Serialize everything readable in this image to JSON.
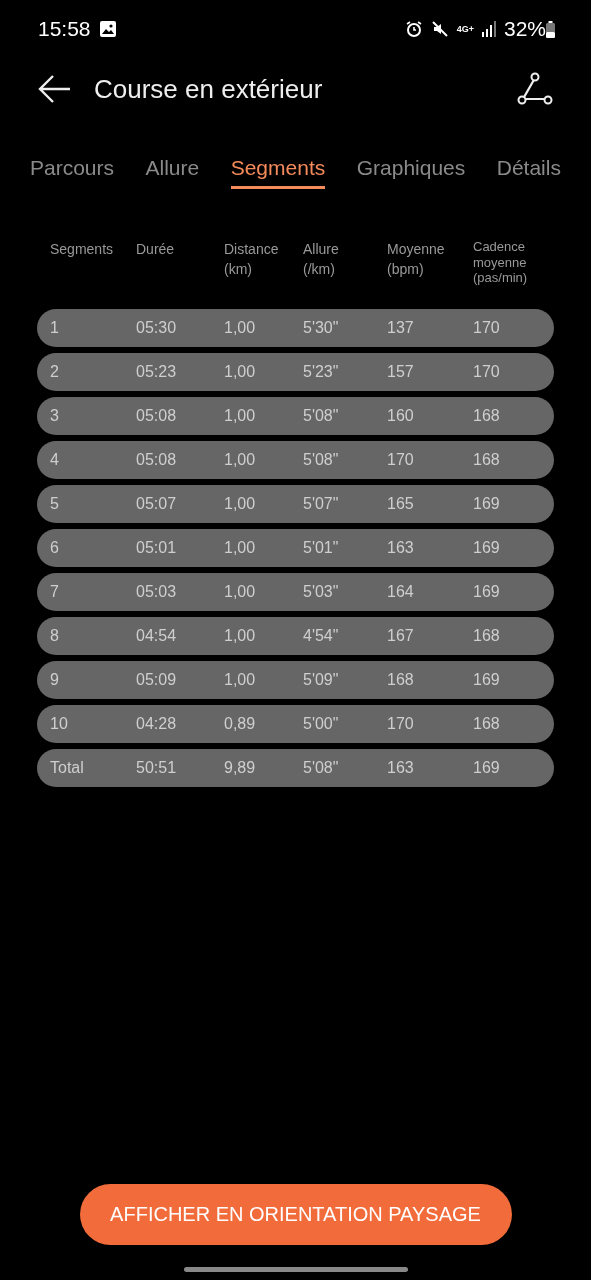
{
  "status_bar": {
    "time": "15:58",
    "network": "4G+",
    "battery": "32%"
  },
  "app_bar": {
    "title": "Course en extérieur"
  },
  "tabs": [
    {
      "label": "Parcours",
      "selected": false
    },
    {
      "label": "Allure",
      "selected": false
    },
    {
      "label": "Segments",
      "selected": true
    },
    {
      "label": "Graphiques",
      "selected": false
    },
    {
      "label": "Détails",
      "selected": false
    }
  ],
  "table": {
    "columns": [
      "Segments",
      "Durée",
      "Distance\n (km)",
      "Allure\n (/km)",
      "Moyenne\n (bpm)",
      "Cadence\nmoyenne\n (pas/min)"
    ],
    "rows": [
      [
        "1",
        "05:30",
        "1,00",
        "5'30\"",
        "137",
        "170"
      ],
      [
        "2",
        "05:23",
        "1,00",
        "5'23\"",
        "157",
        "170"
      ],
      [
        "3",
        "05:08",
        "1,00",
        "5'08\"",
        "160",
        "168"
      ],
      [
        "4",
        "05:08",
        "1,00",
        "5'08\"",
        "170",
        "168"
      ],
      [
        "5",
        "05:07",
        "1,00",
        "5'07\"",
        "165",
        "169"
      ],
      [
        "6",
        "05:01",
        "1,00",
        "5'01\"",
        "163",
        "169"
      ],
      [
        "7",
        "05:03",
        "1,00",
        "5'03\"",
        "164",
        "169"
      ],
      [
        "8",
        "04:54",
        "1,00",
        "4'54\"",
        "167",
        "168"
      ],
      [
        "9",
        "05:09",
        "1,00",
        "5'09\"",
        "168",
        "169"
      ],
      [
        "10",
        "04:28",
        "0,89",
        "5'00\"",
        "170",
        "168"
      ],
      [
        "Total",
        "50:51",
        "9,89",
        "5'08\"",
        "163",
        "169"
      ]
    ]
  },
  "landscape_button": {
    "label": "AFFICHER EN ORIENTATION PAYSAGE"
  }
}
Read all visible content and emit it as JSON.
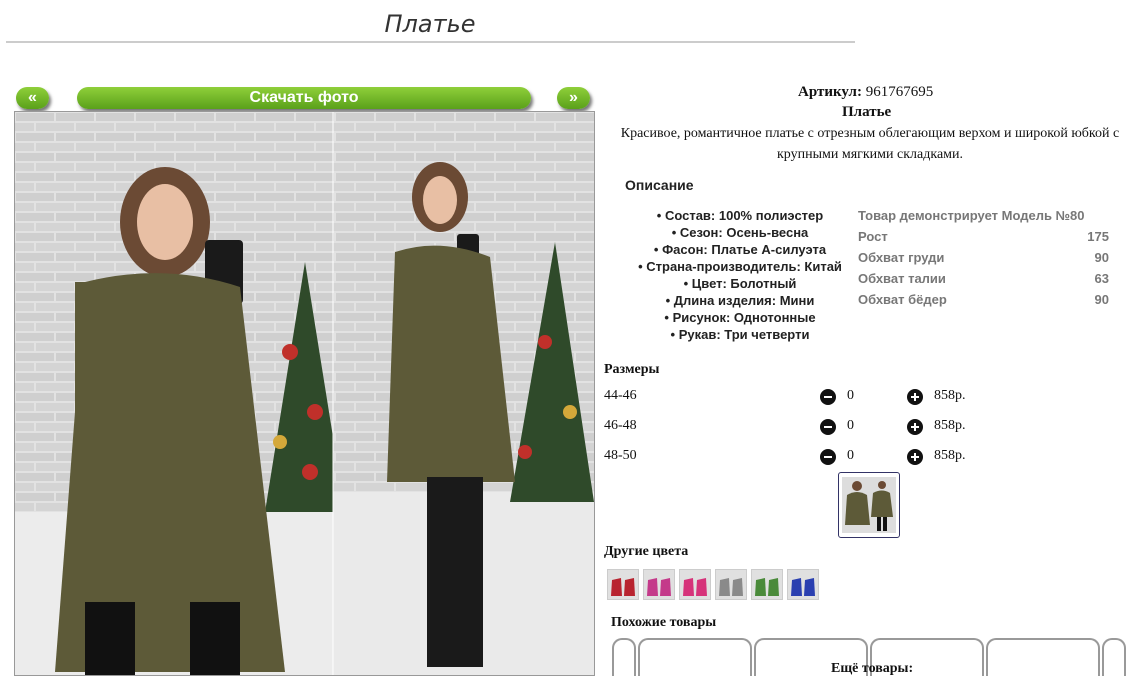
{
  "page": {
    "title": "Платье"
  },
  "gallery": {
    "prev_label": "«",
    "next_label": "»",
    "download_label": "Скачать фото"
  },
  "product": {
    "sku_label": "Артикул:",
    "sku_value": "961767695",
    "name": "Платье",
    "description": "Красивое, романтичное платье с отрезным облегающим верхом и широкой юбкой с крупными мягкими складками.",
    "description_heading": "Описание",
    "attributes": [
      "Состав: 100% полиэстер",
      "Сезон: Осень-весна",
      "Фасон: Платье А-силуэта",
      "Страна-производитель: Китай",
      "Цвет: Болотный",
      "Длина изделия: Мини",
      "Рисунок: Однотонные",
      "Рукав: Три четверти"
    ],
    "model": {
      "heading": "Товар демонстрирует Модель №80",
      "rows": [
        {
          "label": "Рост",
          "value": "175"
        },
        {
          "label": "Обхват груди",
          "value": "90"
        },
        {
          "label": "Обхват талии",
          "value": "63"
        },
        {
          "label": "Обхват бёдер",
          "value": "90"
        }
      ]
    }
  },
  "sizes": {
    "heading": "Размеры",
    "rows": [
      {
        "size": "44-46",
        "qty": "0",
        "price": "858р."
      },
      {
        "size": "46-48",
        "qty": "0",
        "price": "858р."
      },
      {
        "size": "48-50",
        "qty": "0",
        "price": "858р."
      }
    ]
  },
  "other_colors": {
    "heading": "Другие цвета",
    "swatches": [
      "#b8232f",
      "#c43a8a",
      "#d6337a",
      "#8a8a8a",
      "#4a8a3a",
      "#2a3fb0"
    ]
  },
  "similar": {
    "heading": "Похожие товары"
  },
  "more": {
    "heading": "Ещё товары:"
  },
  "colors": {
    "accent": "#6cb52a",
    "dress": "#5a5a3a",
    "wall": "#d9d9d9"
  }
}
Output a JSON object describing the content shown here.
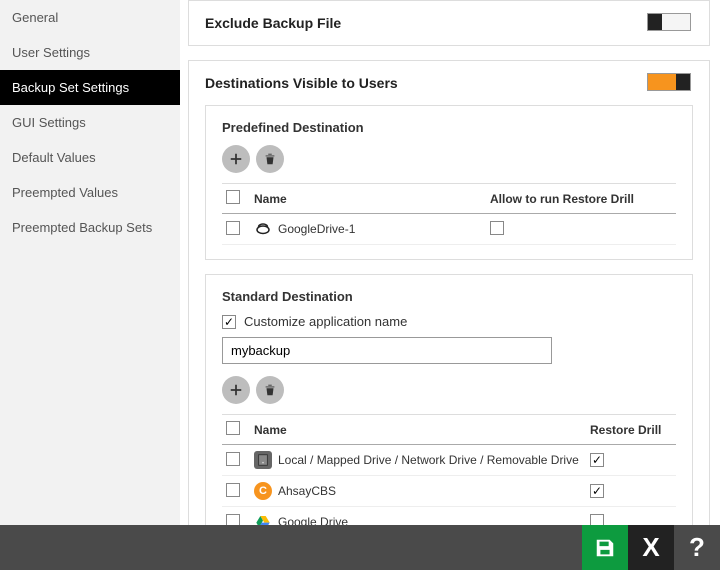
{
  "sidebar": {
    "items": [
      {
        "label": "General",
        "active": false
      },
      {
        "label": "User Settings",
        "active": false
      },
      {
        "label": "Backup Set Settings",
        "active": true
      },
      {
        "label": "GUI Settings",
        "active": false
      },
      {
        "label": "Default Values",
        "active": false
      },
      {
        "label": "Preempted Values",
        "active": false
      },
      {
        "label": "Preempted Backup Sets",
        "active": false
      }
    ]
  },
  "exclude_panel": {
    "title": "Exclude Backup File",
    "enabled": false
  },
  "dest_panel": {
    "title": "Destinations Visible to Users",
    "enabled": true,
    "predefined": {
      "title": "Predefined Destination",
      "cols": {
        "name": "Name",
        "restore": "Allow to run Restore Drill"
      },
      "rows": [
        {
          "name": "GoogleDrive-1",
          "icon": "cloud-drive",
          "selected": false,
          "restore": false
        }
      ]
    },
    "standard": {
      "title": "Standard Destination",
      "customize_label": "Customize application name",
      "customize_checked": true,
      "app_name": "mybackup",
      "cols": {
        "name": "Name",
        "restore": "Restore Drill"
      },
      "rows": [
        {
          "name": "Local / Mapped Drive / Network Drive / Removable Drive",
          "icon": "local-drive",
          "selected": false,
          "restore": true
        },
        {
          "name": "AhsayCBS",
          "icon": "ahsay",
          "selected": false,
          "restore": true
        },
        {
          "name": "Google Drive",
          "icon": "gdrive",
          "selected": false,
          "restore": false
        }
      ]
    }
  },
  "footer": {
    "save": "save",
    "close": "X",
    "help": "?"
  }
}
☆ ☆ ☆ ☆
• WHAT TO WORK ON
Repeat the records above verbatim, with no pictures in the result.

• THE SOLUTION
Serialize everything readable in this image to JSON.
{
  "status_bar": {
    "time": "15:58",
    "network": "4G+",
    "battery": "32%"
  },
  "app_bar": {
    "title": "Course en extérieur"
  },
  "tabs": [
    {
      "label": "Parcours",
      "selected": false
    },
    {
      "label": "Allure",
      "selected": false
    },
    {
      "label": "Segments",
      "selected": true
    },
    {
      "label": "Graphiques",
      "selected": false
    },
    {
      "label": "Détails",
      "selected": false
    }
  ],
  "table": {
    "columns": [
      "Segments",
      "Durée",
      "Distance\n (km)",
      "Allure\n (/km)",
      "Moyenne\n (bpm)",
      "Cadence\nmoyenne\n (pas/min)"
    ],
    "rows": [
      [
        "1",
        "05:30",
        "1,00",
        "5'30\"",
        "137",
        "170"
      ],
      [
        "2",
        "05:23",
        "1,00",
        "5'23\"",
        "157",
        "170"
      ],
      [
        "3",
        "05:08",
        "1,00",
        "5'08\"",
        "160",
        "168"
      ],
      [
        "4",
        "05:08",
        "1,00",
        "5'08\"",
        "170",
        "168"
      ],
      [
        "5",
        "05:07",
        "1,00",
        "5'07\"",
        "165",
        "169"
      ],
      [
        "6",
        "05:01",
        "1,00",
        "5'01\"",
        "163",
        "169"
      ],
      [
        "7",
        "05:03",
        "1,00",
        "5'03\"",
        "164",
        "169"
      ],
      [
        "8",
        "04:54",
        "1,00",
        "4'54\"",
        "167",
        "168"
      ],
      [
        "9",
        "05:09",
        "1,00",
        "5'09\"",
        "168",
        "169"
      ],
      [
        "10",
        "04:28",
        "0,89",
        "5'00\"",
        "170",
        "168"
      ],
      [
        "Total",
        "50:51",
        "9,89",
        "5'08\"",
        "163",
        "169"
      ]
    ]
  },
  "landscape_button": {
    "label": "AFFICHER EN ORIENTATION PAYSAGE"
  }
}
Read all visible content and emit it as JSON.
{
  "page": {
    "title": "Платье"
  },
  "gallery": {
    "prev_label": "«",
    "next_label": "»",
    "download_label": "Скачать фото"
  },
  "product": {
    "sku_label": "Артикул:",
    "sku_value": "961767695",
    "name": "Платье",
    "description": "Красивое, романтичное платье с отрезным облегающим верхом и широкой юбкой с крупными мягкими складками.",
    "description_heading": "Описание",
    "attributes": [
      "Состав: 100% полиэстер",
      "Сезон: Осень-весна",
      "Фасон: Платье А-силуэта",
      "Страна-производитель: Китай",
      "Цвет: Болотный",
      "Длина изделия: Мини",
      "Рисунок: Однотонные",
      "Рукав: Три четверти"
    ],
    "model": {
      "heading": "Товар демонстрирует Модель №80",
      "rows": [
        {
          "label": "Рост",
          "value": "175"
        },
        {
          "label": "Обхват груди",
          "value": "90"
        },
        {
          "label": "Обхват талии",
          "value": "63"
        },
        {
          "label": "Обхват бёдер",
          "value": "90"
        }
      ]
    }
  },
  "sizes": {
    "heading": "Размеры",
    "rows": [
      {
        "size": "44-46",
        "qty": "0",
        "price": "858р."
      },
      {
        "size": "46-48",
        "qty": "0",
        "price": "858р."
      },
      {
        "size": "48-50",
        "qty": "0",
        "price": "858р."
      }
    ]
  },
  "other_colors": {
    "heading": "Другие цвета",
    "swatches": [
      "#b8232f",
      "#c43a8a",
      "#d6337a",
      "#8a8a8a",
      "#4a8a3a",
      "#2a3fb0"
    ]
  },
  "similar": {
    "heading": "Похожие товары"
  },
  "more": {
    "heading": "Ещё товары:"
  },
  "colors": {
    "accent": "#6cb52a",
    "dress": "#5a5a3a",
    "wall": "#d9d9d9"
  }
}
Output a JSON object describing the content shown here.
{
  "sidebar": {
    "items": [
      {
        "label": "General",
        "active": false
      },
      {
        "label": "User Settings",
        "active": false
      },
      {
        "label": "Backup Set Settings",
        "active": true
      },
      {
        "label": "GUI Settings",
        "active": false
      },
      {
        "label": "Default Values",
        "active": false
      },
      {
        "label": "Preempted Values",
        "active": false
      },
      {
        "label": "Preempted Backup Sets",
        "active": false
      }
    ]
  },
  "exclude_panel": {
    "title": "Exclude Backup File",
    "enabled": false
  },
  "dest_panel": {
    "title": "Destinations Visible to Users",
    "enabled": true,
    "predefined": {
      "title": "Predefined Destination",
      "cols": {
        "name": "Name",
        "restore": "Allow to run Restore Drill"
      },
      "rows": [
        {
          "name": "GoogleDrive-1",
          "icon": "cloud-drive",
          "selected": false,
          "restore": false
        }
      ]
    },
    "standard": {
      "title": "Standard Destination",
      "customize_label": "Customize application name",
      "customize_checked": true,
      "app_name": "mybackup",
      "cols": {
        "name": "Name",
        "restore": "Restore Drill"
      },
      "rows": [
        {
          "name": "Local / Mapped Drive / Network Drive / Removable Drive",
          "icon": "local-drive",
          "selected": false,
          "restore": true
        },
        {
          "name": "AhsayCBS",
          "icon": "ahsay",
          "selected": false,
          "restore": true
        },
        {
          "name": "Google Drive",
          "icon": "gdrive",
          "selected": false,
          "restore": false
        }
      ]
    }
  },
  "footer": {
    "save": "save",
    "close": "X",
    "help": "?"
  }
}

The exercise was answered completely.